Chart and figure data
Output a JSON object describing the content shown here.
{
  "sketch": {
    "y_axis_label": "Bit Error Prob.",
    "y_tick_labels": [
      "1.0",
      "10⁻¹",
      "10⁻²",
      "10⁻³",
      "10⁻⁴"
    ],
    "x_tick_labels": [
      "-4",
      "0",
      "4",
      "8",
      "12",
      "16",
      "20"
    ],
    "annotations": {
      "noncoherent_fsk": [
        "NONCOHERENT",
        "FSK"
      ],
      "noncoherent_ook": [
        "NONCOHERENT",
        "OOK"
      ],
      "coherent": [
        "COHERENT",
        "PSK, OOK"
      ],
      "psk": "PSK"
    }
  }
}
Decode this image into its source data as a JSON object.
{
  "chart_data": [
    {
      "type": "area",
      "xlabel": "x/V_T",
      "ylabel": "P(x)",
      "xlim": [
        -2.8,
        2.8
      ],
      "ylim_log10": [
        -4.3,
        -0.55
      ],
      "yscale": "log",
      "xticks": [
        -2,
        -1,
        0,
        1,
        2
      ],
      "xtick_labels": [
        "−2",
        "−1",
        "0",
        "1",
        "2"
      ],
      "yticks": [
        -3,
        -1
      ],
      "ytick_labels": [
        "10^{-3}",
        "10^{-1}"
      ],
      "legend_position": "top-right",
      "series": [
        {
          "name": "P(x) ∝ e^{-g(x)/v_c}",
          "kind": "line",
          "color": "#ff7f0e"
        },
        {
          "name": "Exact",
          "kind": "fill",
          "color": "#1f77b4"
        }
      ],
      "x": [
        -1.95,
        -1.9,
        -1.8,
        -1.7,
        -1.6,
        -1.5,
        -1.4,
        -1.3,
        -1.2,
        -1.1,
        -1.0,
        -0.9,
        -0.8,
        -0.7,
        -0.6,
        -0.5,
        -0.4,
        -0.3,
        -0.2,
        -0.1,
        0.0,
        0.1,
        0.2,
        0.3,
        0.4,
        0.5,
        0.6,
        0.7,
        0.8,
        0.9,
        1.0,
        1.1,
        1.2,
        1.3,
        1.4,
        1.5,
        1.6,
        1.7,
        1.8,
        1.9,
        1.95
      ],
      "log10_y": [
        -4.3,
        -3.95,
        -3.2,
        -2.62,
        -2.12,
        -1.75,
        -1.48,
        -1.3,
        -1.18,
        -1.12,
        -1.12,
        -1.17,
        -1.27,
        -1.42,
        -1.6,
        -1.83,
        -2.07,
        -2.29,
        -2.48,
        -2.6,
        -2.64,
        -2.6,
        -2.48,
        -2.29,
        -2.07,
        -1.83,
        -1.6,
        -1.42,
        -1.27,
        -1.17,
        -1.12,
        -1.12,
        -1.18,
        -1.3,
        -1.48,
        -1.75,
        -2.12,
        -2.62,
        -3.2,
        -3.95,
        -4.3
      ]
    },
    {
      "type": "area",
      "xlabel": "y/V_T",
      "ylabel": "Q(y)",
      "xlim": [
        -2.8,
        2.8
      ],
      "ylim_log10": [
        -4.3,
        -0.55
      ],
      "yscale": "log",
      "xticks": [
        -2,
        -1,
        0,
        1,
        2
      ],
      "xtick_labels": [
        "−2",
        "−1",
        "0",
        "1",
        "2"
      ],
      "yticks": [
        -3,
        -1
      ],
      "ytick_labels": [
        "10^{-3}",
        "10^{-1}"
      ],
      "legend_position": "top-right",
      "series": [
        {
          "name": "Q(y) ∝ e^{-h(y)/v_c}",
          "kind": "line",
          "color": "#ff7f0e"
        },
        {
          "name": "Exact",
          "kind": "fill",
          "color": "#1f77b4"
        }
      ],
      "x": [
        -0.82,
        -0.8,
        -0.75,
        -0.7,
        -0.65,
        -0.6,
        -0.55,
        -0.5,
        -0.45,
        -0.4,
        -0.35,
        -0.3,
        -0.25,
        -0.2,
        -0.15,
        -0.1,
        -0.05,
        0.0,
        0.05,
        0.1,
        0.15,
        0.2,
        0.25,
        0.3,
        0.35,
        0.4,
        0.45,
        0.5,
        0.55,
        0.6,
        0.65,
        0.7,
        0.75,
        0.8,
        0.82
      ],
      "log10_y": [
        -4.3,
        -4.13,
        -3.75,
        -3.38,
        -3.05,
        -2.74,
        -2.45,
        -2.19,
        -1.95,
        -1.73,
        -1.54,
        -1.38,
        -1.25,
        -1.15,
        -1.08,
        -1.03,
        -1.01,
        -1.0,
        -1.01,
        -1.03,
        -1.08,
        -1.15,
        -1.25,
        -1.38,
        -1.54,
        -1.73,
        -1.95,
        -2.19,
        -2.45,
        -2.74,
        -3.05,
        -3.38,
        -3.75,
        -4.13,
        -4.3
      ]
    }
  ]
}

BRIEF. From the first line to the last, please quote the material above exactly.

REPLY TO THE EXERCISE.
Output a JSON object describing the content shown here.
{
  "sketch": {
    "y_axis_label": "Bit Error Prob.",
    "y_tick_labels": [
      "1.0",
      "10⁻¹",
      "10⁻²",
      "10⁻³",
      "10⁻⁴"
    ],
    "x_tick_labels": [
      "-4",
      "0",
      "4",
      "8",
      "12",
      "16",
      "20"
    ],
    "annotations": {
      "noncoherent_fsk": [
        "NONCOHERENT",
        "FSK"
      ],
      "noncoherent_ook": [
        "NONCOHERENT",
        "OOK"
      ],
      "coherent": [
        "COHERENT",
        "PSK, OOK"
      ],
      "psk": "PSK"
    }
  }
}
Decode this image into its source data as a JSON object.
{
  "chart_data": [
    {
      "type": "area",
      "xlabel": "x/V_T",
      "ylabel": "P(x)",
      "xlim": [
        -2.8,
        2.8
      ],
      "ylim_log10": [
        -4.3,
        -0.55
      ],
      "yscale": "log",
      "xticks": [
        -2,
        -1,
        0,
        1,
        2
      ],
      "xtick_labels": [
        "−2",
        "−1",
        "0",
        "1",
        "2"
      ],
      "yticks": [
        -3,
        -1
      ],
      "ytick_labels": [
        "10^{-3}",
        "10^{-1}"
      ],
      "legend_position": "top-right",
      "series": [
        {
          "name": "P(x) ∝ e^{-g(x)/v_c}",
          "kind": "line",
          "color": "#ff7f0e"
        },
        {
          "name": "Exact",
          "kind": "fill",
          "color": "#1f77b4"
        }
      ],
      "x": [
        -1.95,
        -1.9,
        -1.8,
        -1.7,
        -1.6,
        -1.5,
        -1.4,
        -1.3,
        -1.2,
        -1.1,
        -1.0,
        -0.9,
        -0.8,
        -0.7,
        -0.6,
        -0.5,
        -0.4,
        -0.3,
        -0.2,
        -0.1,
        0.0,
        0.1,
        0.2,
        0.3,
        0.4,
        0.5,
        0.6,
        0.7,
        0.8,
        0.9,
        1.0,
        1.1,
        1.2,
        1.3,
        1.4,
        1.5,
        1.6,
        1.7,
        1.8,
        1.9,
        1.95
      ],
      "log10_y": [
        -4.3,
        -3.95,
        -3.2,
        -2.62,
        -2.12,
        -1.75,
        -1.48,
        -1.3,
        -1.18,
        -1.12,
        -1.12,
        -1.17,
        -1.27,
        -1.42,
        -1.6,
        -1.83,
        -2.07,
        -2.29,
        -2.48,
        -2.6,
        -2.64,
        -2.6,
        -2.48,
        -2.29,
        -2.07,
        -1.83,
        -1.6,
        -1.42,
        -1.27,
        -1.17,
        -1.12,
        -1.12,
        -1.18,
        -1.3,
        -1.48,
        -1.75,
        -2.12,
        -2.62,
        -3.2,
        -3.95,
        -4.3
      ]
    },
    {
      "type": "area",
      "xlabel": "y/V_T",
      "ylabel": "Q(y)",
      "xlim": [
        -2.8,
        2.8
      ],
      "ylim_log10": [
        -4.3,
        -0.55
      ],
      "yscale": "log",
      "xticks": [
        -2,
        -1,
        0,
        1,
        2
      ],
      "xtick_labels": [
        "−2",
        "−1",
        "0",
        "1",
        "2"
      ],
      "yticks": [
        -3,
        -1
      ],
      "ytick_labels": [
        "10^{-3}",
        "10^{-1}"
      ],
      "legend_position": "top-right",
      "series": [
        {
          "name": "Q(y) ∝ e^{-h(y)/v_c}",
          "kind": "line",
          "color": "#ff7f0e"
        },
        {
          "name": "Exact",
          "kind": "fill",
          "color": "#1f77b4"
        }
      ],
      "x": [
        -0.82,
        -0.8,
        -0.75,
        -0.7,
        -0.65,
        -0.6,
        -0.55,
        -0.5,
        -0.45,
        -0.4,
        -0.35,
        -0.3,
        -0.25,
        -0.2,
        -0.15,
        -0.1,
        -0.05,
        0.0,
        0.05,
        0.1,
        0.15,
        0.2,
        0.25,
        0.3,
        0.35,
        0.4,
        0.45,
        0.5,
        0.55,
        0.6,
        0.65,
        0.7,
        0.75,
        0.8,
        0.82
      ],
      "log10_y": [
        -4.3,
        -4.13,
        -3.75,
        -3.38,
        -3.05,
        -2.74,
        -2.45,
        -2.19,
        -1.95,
        -1.73,
        -1.54,
        -1.38,
        -1.25,
        -1.15,
        -1.08,
        -1.03,
        -1.01,
        -1.0,
        -1.01,
        -1.03,
        -1.08,
        -1.15,
        -1.25,
        -1.38,
        -1.54,
        -1.73,
        -1.95,
        -2.19,
        -2.45,
        -2.74,
        -3.05,
        -3.38,
        -3.75,
        -4.13,
        -4.3
      ]
    }
  ]
}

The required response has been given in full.